Перепады в отношениях между учеником и учителем вовсе не означали их прекращения. Трифонов посылал Федину свои книги. Одно из писем Федина, написанное незадолго до кончины, обращено к Трифонову.
Говорить о Федине, человеке, нам обоим знакомом, к тому же фактически или формально более двадцати лет возглавлявшем писательскую организацию страны, с Юрием Валентиновичем доводилось, конечно, неоднократно. Разговоры продолжались и после смерти общего учителя. Так, услышав от меня однажды, что для биографической книги о писателе я допущен работать в его личном архиве, Трифонов заинтересованно вскинул голову:
– И что он там говорит о современности?
– В основном стонет и жалуется…
– А публично, значит, что же? Врал?
Дополнительные беседы повлекла за собой подготовка очерков для сборника воспоминаний о Федине. В январе 1979 года мы даже специально встречались, чтобы обсудить эту тему. С неторопливой убежденностью Юрий Валентинович повторил все свои критические суждения о нем, но сказал также, что считает К.А. своим литературным учителем и никогда не забудет того доброго, что сделал для него писатель.
Трифонов вновь вспомнил, как летом 1944 года он, тогдашний восемнадцатилетний парнишка с авиационного завода, стал студентом Литературного института. По двум тетрадкам ученических виршей и слабенькому рассказику председатель приемной комиссии К.А. Федин высмотрел дарование. Он же поддержал в трудный момент беспомощно и жалко барахтавшегося новичка, которого, как гадкого утенка, с жестокостью юности чуть было не заклевали старшие по возрасту и более подготовленные участники творческого семинара…
– Вот ты об этом и напиши, – заметил я.
– Хорошо. Подумаю, – заключил Трифонов.
Чтобы хоть чем-то ответить на доверительность его рассказов, я предложил Юрию Валентиновичу прочитать собственные воспоминания о Федине для того же сборника, только что вышедшие в журнальном варианте.
Трифонов согласно кивнул… Уходя, он засунул мою публикацию в элегантную кожаную папку, с некоторых пор все чаще заменявшую для него былой необъемный портфель. Все-таки какие-то черты самой элементарной респектабельности, вроде этой папки или заурядной светло-коричневой дубленки, то ли с возрастом, то ли с волной успеха во внешнем облике Юрия Валентиновича проступали.
В первых числах февраля Трифонов позвонил мне со своей дачи в Красной Пахре. Вначале речь шла о театральной инсценировке «Дома на Набережной» в театре на Таганке, которую я смотрел накануне по одной из трех его постоянных контрамарок, потому что просто так туда было не пробиться. Затем Юрий Валентинович сам заговорил о Федине.

========================================================================

§ **Задание 1**:
Определите, согласуются ли с отрывком о Трифонове и Федине утверждения (а), (б) и (в). Для каждого ответьте «да» или «нет» и приведите решающие слова отрывка дословно в кавычках.
(а) Трифонов стал студентом Литературного института летом 1944 года.
(б) Федин возглавлял писательскую организацию страны меньше десяти лет.
(в) Рассказчик попал на инсценировку «Дома на Набережной», купив билет в кассе.
§ **Задание 2**:
Напишите продолжение отрывка о Трифонове и Федине, начиная сразу после его последнего предложения.
Записи никак не связаны с отрывком о Трифонове и Федине.

§ **Записи**:
========================================================================

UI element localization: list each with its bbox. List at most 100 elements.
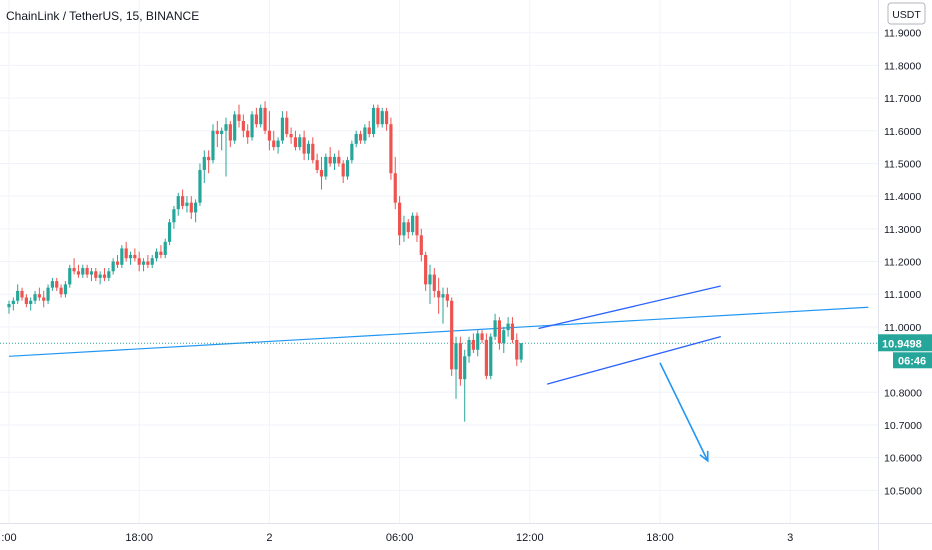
candle-body <box>246 130 250 138</box>
candle <box>402 215 406 242</box>
candle-body <box>250 114 254 138</box>
candle <box>350 140 354 164</box>
candle-body <box>315 160 319 170</box>
candle-body <box>263 107 267 131</box>
candle-body <box>445 294 449 301</box>
candle-body <box>233 114 237 141</box>
candle <box>302 130 306 161</box>
time-tick-label: 18:00 <box>646 532 674 544</box>
candle <box>172 205 176 229</box>
candle <box>42 290 46 308</box>
price-tick-label: 11.0000 <box>884 322 921 334</box>
price-axis[interactable]: 11.9000 11.8000 11.7000 11.6000 11.5000 11.40… <box>878 0 932 550</box>
candle <box>181 189 185 210</box>
candle <box>432 268 436 298</box>
time-tick-label: 06:00 <box>386 532 414 544</box>
candle <box>59 284 63 298</box>
candle <box>298 134 302 151</box>
candles <box>7 101 523 422</box>
price-tick-label: 10.7000 <box>884 420 922 432</box>
candle-body <box>411 215 415 233</box>
projection-arrow-head <box>699 450 709 463</box>
candle <box>167 219 172 246</box>
candle <box>233 111 237 144</box>
candle-body <box>20 290 24 298</box>
candle <box>63 281 68 298</box>
candle-body <box>111 261 115 272</box>
candle-body <box>467 339 471 357</box>
candle <box>76 264 81 278</box>
candle <box>384 107 389 131</box>
time-axis[interactable]: :00 18:00 2 06:00 12:00 18:00 3 <box>0 523 932 550</box>
countdown-label: 06:46 <box>898 355 926 367</box>
time-tick-label: 18:00 <box>125 532 153 544</box>
candle-body <box>194 202 198 213</box>
candle-body <box>502 330 506 344</box>
candle-body <box>76 271 81 275</box>
candle <box>497 317 502 350</box>
candle <box>515 333 519 367</box>
candle-body <box>337 156 341 164</box>
candle <box>11 297 15 311</box>
candle-body <box>181 196 185 206</box>
candle-body <box>46 287 50 301</box>
candle-body <box>428 274 432 285</box>
candle <box>506 317 510 337</box>
candle-body <box>354 134 358 144</box>
candle <box>89 268 94 282</box>
candle-body <box>98 274 102 278</box>
candle <box>24 294 28 308</box>
candle-body <box>167 222 172 242</box>
candle-body <box>185 202 189 206</box>
candle <box>254 107 258 128</box>
candle-body <box>376 107 380 125</box>
candle-body <box>85 268 89 275</box>
candle-body <box>215 130 219 135</box>
candle-body <box>510 323 515 340</box>
currency-button-label: USDT <box>892 9 921 21</box>
price-tick-label: 11.2000 <box>884 257 921 269</box>
candle-body <box>289 134 293 138</box>
candle-body <box>128 254 133 259</box>
candle-body <box>367 127 371 135</box>
candle-body <box>7 303 11 308</box>
candle-body <box>33 294 37 301</box>
candle <box>20 287 24 301</box>
candle-body <box>489 336 493 376</box>
candle <box>146 254 150 269</box>
candle <box>476 330 480 357</box>
candle <box>159 245 163 259</box>
candle-body <box>163 241 167 255</box>
candle <box>46 284 50 304</box>
candle <box>237 104 241 128</box>
candle <box>72 258 76 275</box>
candle <box>393 156 397 210</box>
candle <box>306 140 311 161</box>
candle-body <box>154 251 159 259</box>
candle <box>124 241 128 262</box>
candle <box>150 254 154 269</box>
candle <box>337 150 341 167</box>
candle-body <box>189 202 193 213</box>
candle <box>267 111 271 151</box>
candle <box>280 111 285 144</box>
price-tick-label: 11.6000 <box>884 126 921 138</box>
candle <box>510 317 515 344</box>
candle <box>363 124 367 144</box>
candle <box>102 268 107 282</box>
candle <box>81 264 85 278</box>
candle-body <box>259 107 263 125</box>
candle <box>463 349 467 422</box>
candle-body <box>120 248 124 265</box>
candle-body <box>115 261 120 265</box>
candle-body <box>497 320 502 344</box>
candle <box>120 245 124 269</box>
currency-button[interactable] <box>887 2 926 25</box>
candle <box>85 264 89 278</box>
candle-body <box>207 156 211 161</box>
candle-body <box>94 271 98 278</box>
candle-body <box>237 114 241 121</box>
candle <box>285 111 289 138</box>
price-tick-label: 11.4000 <box>884 191 921 203</box>
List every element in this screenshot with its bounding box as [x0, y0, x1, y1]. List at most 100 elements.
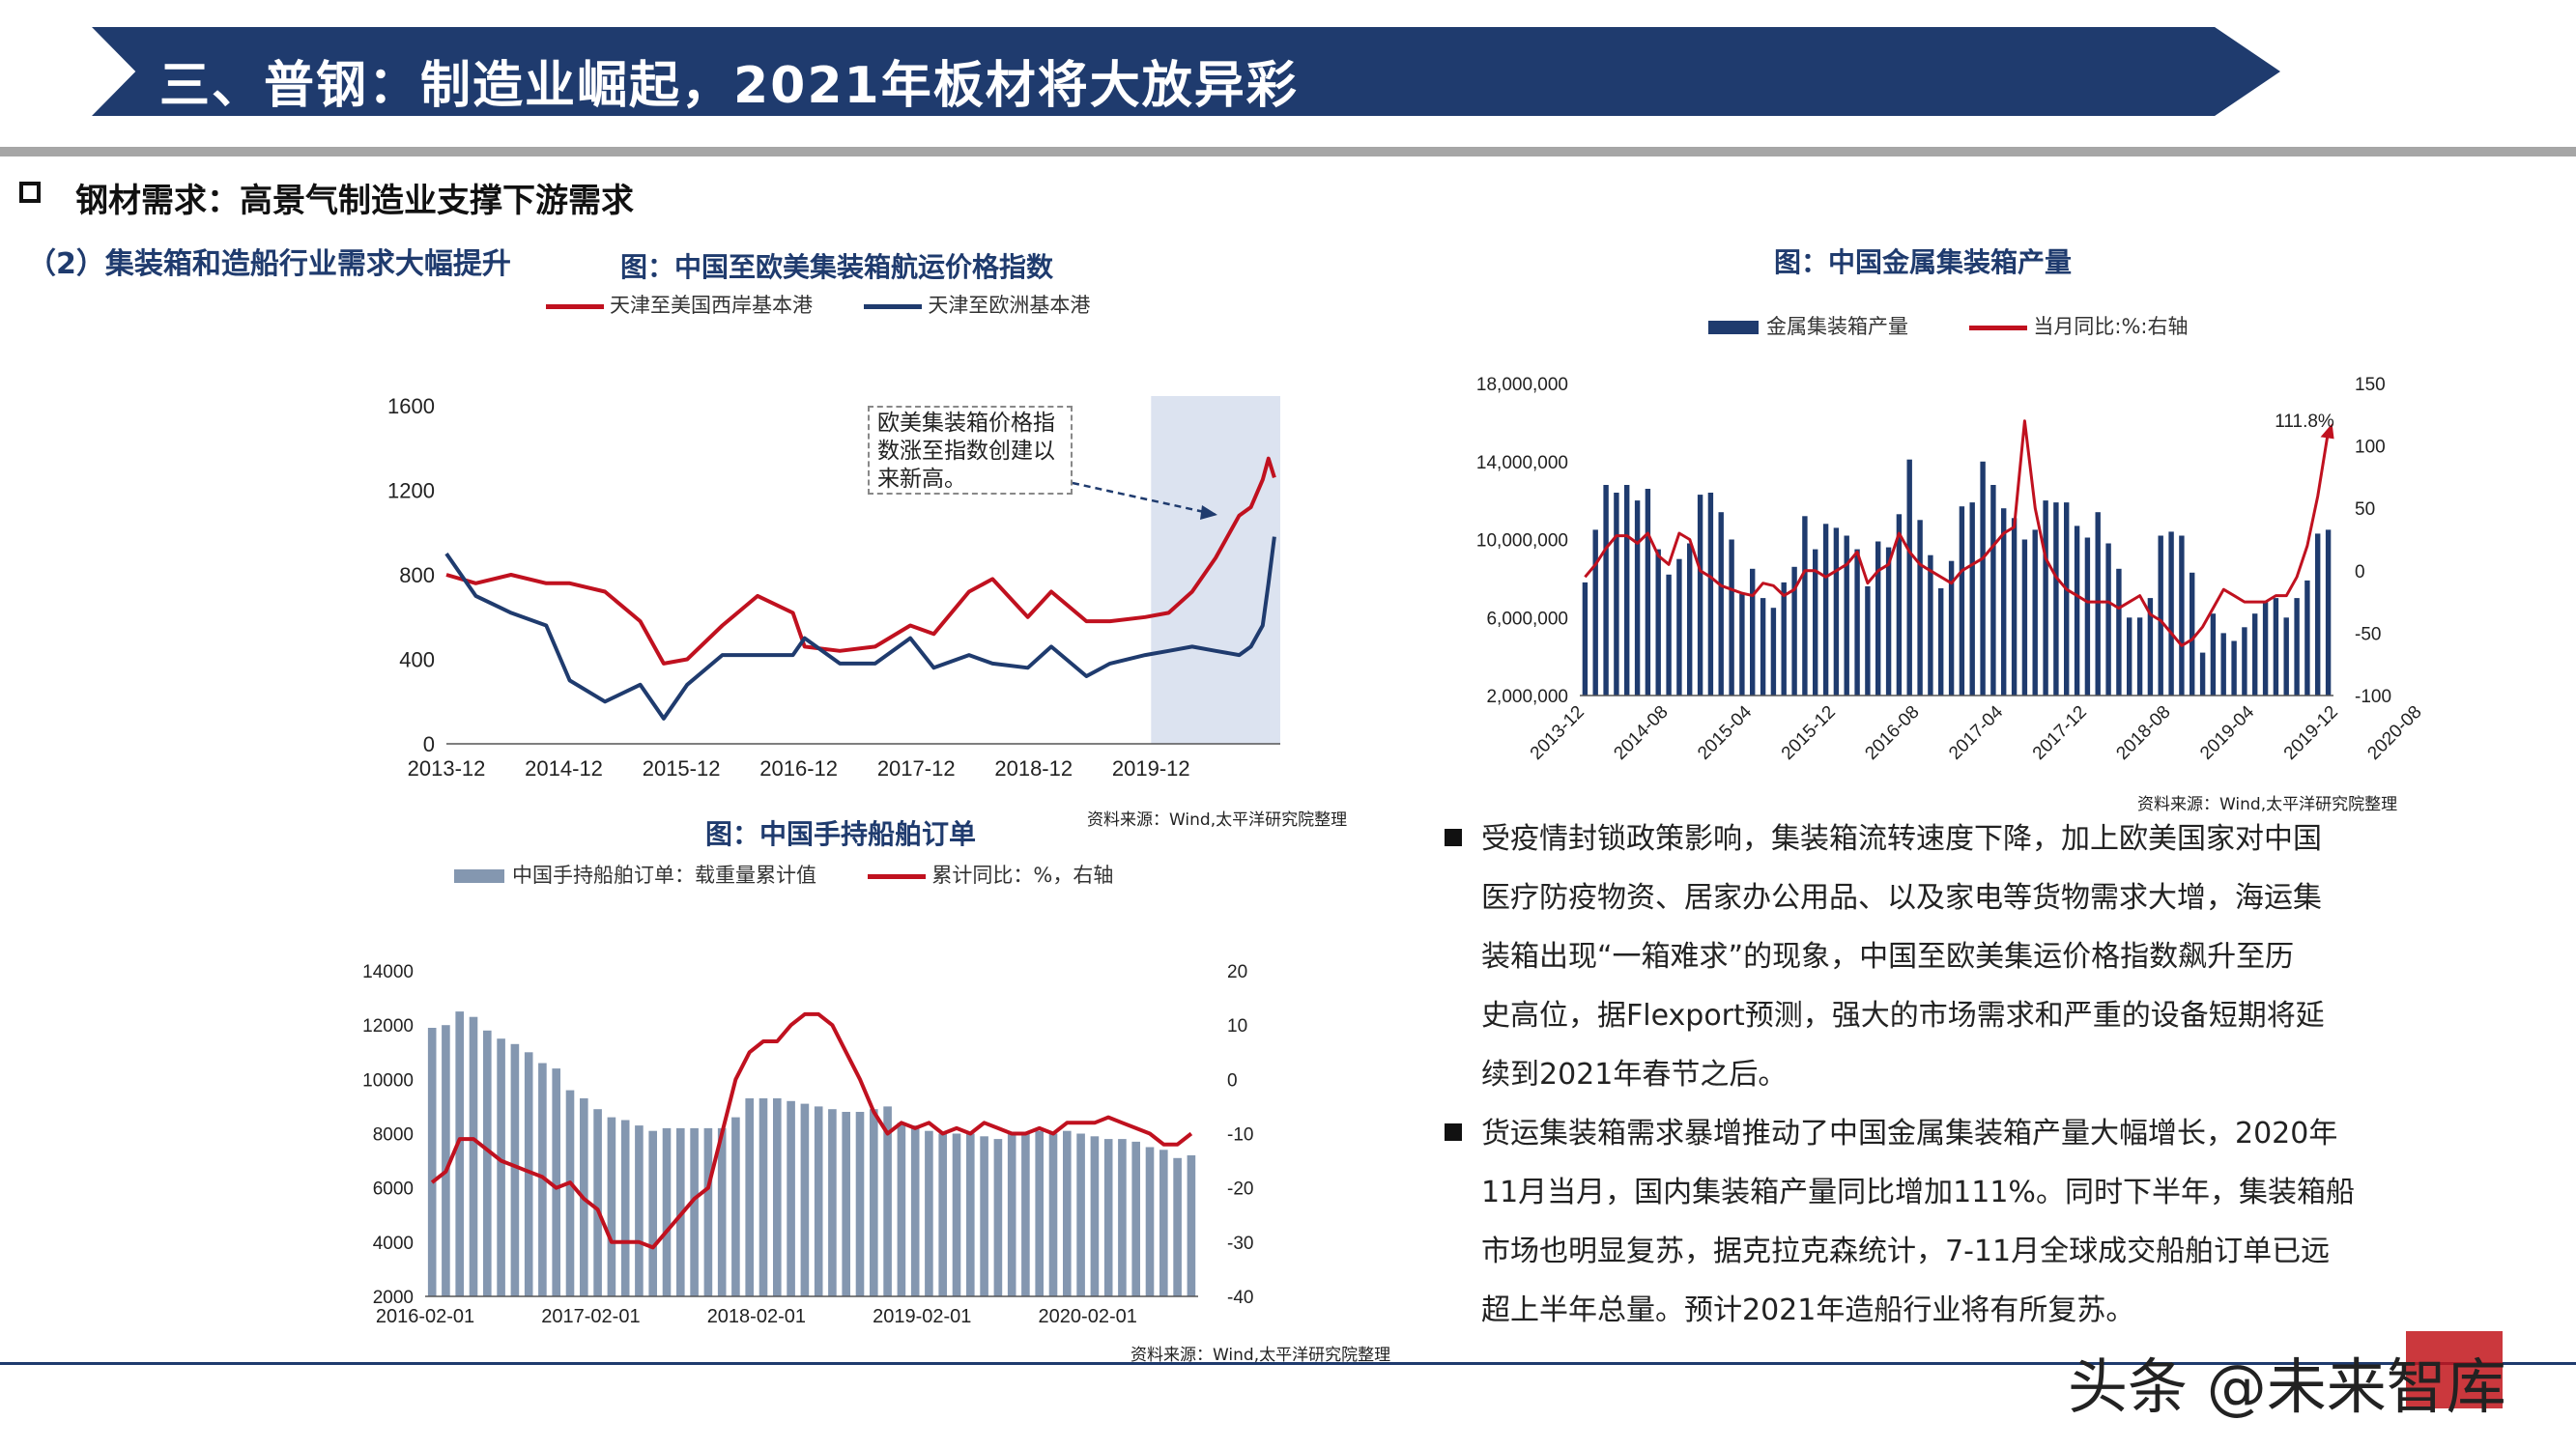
bar [1603, 485, 1609, 696]
legend-label: 天津至美国西岸基本港 [610, 294, 813, 317]
x-tick-label: 2020-02-01 [1039, 1306, 1137, 1327]
bar [745, 1098, 754, 1296]
bar [2043, 500, 2048, 696]
y-tick-label: 1200 [387, 479, 435, 503]
bar [483, 1030, 492, 1296]
bar [1159, 1150, 1168, 1296]
bar [1676, 558, 1682, 696]
chart1-legend: 天津至美国西岸基本港 天津至欧洲基本港 [546, 290, 1090, 319]
bar [1980, 461, 1986, 696]
bar [2074, 526, 2080, 696]
footer-divider [0, 1362, 2576, 1365]
bar [1624, 485, 1630, 696]
bar [773, 1098, 782, 1296]
x-tick-label: 2014-12 [525, 756, 603, 781]
y-tick-label: 12000 [362, 1016, 414, 1037]
bar [2127, 617, 2132, 696]
legend-swatch-blue [864, 303, 923, 309]
chart1-source: 资料来源：Wind,太平洋研究院整理 [1087, 810, 1348, 830]
bar [1687, 543, 1693, 696]
bar [925, 1130, 933, 1296]
section-subtitle: （2）集装箱和造船行业需求大幅提升 [27, 247, 511, 281]
page-title: 三、普钢：制造业崛起，2021年板材将大放异彩 [159, 57, 1299, 115]
bar [2304, 580, 2310, 696]
bar [1614, 493, 1619, 696]
bullet-paragraph-1: 受疫情封锁政策影响，集装箱流转速度下降，加上欧美国家对中国 医疗防疫物资、居家办… [1445, 810, 2325, 1104]
bar [1781, 582, 1787, 696]
x-tick-label: 2020-08 [2363, 702, 2425, 764]
bar [2021, 539, 2028, 696]
bar [442, 1025, 450, 1296]
y2-tick-label: -40 [1227, 1288, 1253, 1308]
bar [2325, 529, 2332, 696]
section-title: 钢材需求：高景气制造业支撑下游需求 [75, 182, 634, 220]
series-arrowhead [2320, 423, 2334, 440]
bar [662, 1127, 672, 1296]
bar [2252, 613, 2258, 696]
legend-label: 累计同比：%，右轴 [931, 864, 1114, 887]
x-tick-label: 2017-04 [1945, 701, 2007, 763]
bar [910, 1125, 920, 1296]
x-tick-label: 2017-02-01 [541, 1306, 640, 1327]
bar [2053, 502, 2059, 696]
bullet-square-icon [1445, 829, 1462, 846]
bar [1760, 598, 1766, 696]
x-tick-label: 2017-12 [2029, 702, 2091, 764]
x-tick-label: 2013-12 [408, 756, 486, 781]
bar [1131, 1141, 1140, 1296]
y2-tick-label: 0 [1227, 1070, 1238, 1091]
annotation-arrow [1072, 481, 1218, 517]
legend-label: 中国手持船舶订单：载重量累计值 [512, 864, 816, 887]
bar [2032, 529, 2038, 696]
bar [497, 1038, 505, 1296]
y2-tick-label: 100 [2355, 438, 2386, 458]
y2-tick-label: 0 [2355, 562, 2365, 582]
series-line [430, 1011, 1193, 1250]
y2-tick-label: -100 [2355, 687, 2391, 707]
bar [966, 1133, 975, 1296]
bar [1090, 1136, 1100, 1296]
bullet-line: 医疗防疫物资、居家办公用品、以及家电等货物需求大增，海运集 [1481, 881, 2322, 915]
y-tick-label: 400 [399, 648, 435, 672]
bar [1917, 520, 1923, 696]
bar [758, 1098, 768, 1296]
bar [1718, 512, 1724, 696]
x-tick-label: 2019-02-01 [873, 1306, 971, 1327]
bar [870, 1109, 878, 1296]
bar [952, 1133, 961, 1296]
series-line [1584, 419, 2331, 647]
bar [1739, 594, 1745, 696]
x-tick-label: 2013-12 [1527, 702, 1589, 764]
y-tick-label: 2000 [373, 1288, 414, 1308]
bullet-line: 史高位，据Flexport预测，强大的市场需求和严重的设备短期将延 [1481, 999, 2325, 1033]
y2-tick-label: 50 [2355, 499, 2375, 520]
bullet-line: 市场也明显复苏，据克拉克森统计，7-11月全球成交船舶订单已远 [1481, 1235, 2331, 1268]
bar [2168, 531, 2174, 696]
y-tick-label: 0 [423, 732, 435, 756]
chart1-annotation: 欧美集装箱价格指数涨至指数创建以来新高。 [868, 406, 1073, 495]
bar [1707, 493, 1714, 696]
bar [2001, 508, 2007, 696]
x-tick-label: 2019-12 [1112, 756, 1190, 781]
x-tick-label: 2015-12 [643, 756, 721, 781]
bar [2158, 535, 2163, 696]
bar [1875, 541, 1881, 696]
bar [1813, 549, 1818, 696]
bar [1697, 495, 1703, 696]
legend-swatch-red [1969, 325, 2028, 330]
y2-tick-label: -50 [2355, 624, 2381, 644]
y2-tick-label: -10 [1227, 1125, 1253, 1146]
bar [2136, 617, 2143, 696]
bar [828, 1109, 837, 1296]
bar [787, 1100, 795, 1296]
bar [800, 1103, 810, 1296]
watermark-text: 头条 @未来智库 [2068, 1351, 2506, 1422]
bar [2262, 602, 2269, 696]
bar [1896, 514, 1903, 696]
bar [1582, 582, 1589, 696]
bar [565, 1090, 575, 1296]
bar [2179, 535, 2185, 696]
bar [1844, 535, 1849, 696]
x-tick-label: 2018-08 [2112, 702, 2174, 764]
bar [607, 1117, 616, 1296]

========================================================================

§ **Ожидаемый ответ 1**:
(а) Да: «летом 1944 года он, тогдашний восемнадцатилетний парнишка с авиационного завода, стал студентом Литературного института».
(б) Нет: «более двадцати лет возглавлявшем писательскую организацию страны».
(в) Нет: «по одной из трех его постоянных контрамарок, потому что просто так туда было не пробиться».

§ **Ожидаемый ответ 2**:
– Я тоже напишу о нем, – сообщил он как бы между прочим. – Интересно это его письмо по поводу твоей первой книжки, большое какое! Он был подробный человек, – определил Трифонов. – Да. Хотя и холодноватый…
– Не без этого…
– Но кто из нас не холодноватый?! – скрипуче засмеялся Трифонов. – Это, наверно, только часть того, что бы ты мог написать? По фактам, да и вообще. Листа два печатных наверняка бы набежало еще – если бы плеснуть красок, подробней изобразить встречи, как он курил трубку, каким был в жизни, в быту, а не только давать информацию? – Потом переменил тон. – Но зато у тебя есть основательность в документах, которой, чувствую, мне будет недоставать… Надо разыскать странички его замечаний по моему рассказу 1947 года, когда я был участником семинара. Потом его листки с разбором глав «Студентов», в рукописи, там есть языковые тонкости. Была еще его статья к юбилею Литературного института. В ней выдержки из его же давних творческих характеристик участников семинара. Его последнее письмо ко мне… – И Юрий Валентинович углубился в те деловые подробности, которые предшествуют всякому литературному труду.
Не стану преувеличивать значимости этих бесед. Если они на что и повлияли, то, может, лишь на то, что очерк Трифонова чуть больше оснастился документальным материалом. Отношение же к объекту повествования давно выработалось и оставалось у автора четким, благодарным и трезвым, какой всегда была жившая в нем потребность воздать должное событиям и переживаниям прошлого.
Очерк «Воспоминания о муках немоты, или Фединский семинар сороковых годов» еще до мемуарного сборника появился на страницах журнала «Дружба народов». Встретив меня как-то, Юрий Валентинович рассказывал:
– После выхода журнала некоторые так называемые «прогрессисты» на меня обиделись: «Как ты мог о нем писать? Он то да се…» А как я мог не написать?! Федин делал для меня только добро…
Для Трифонова это был высший и решающий аргумент: делал добро.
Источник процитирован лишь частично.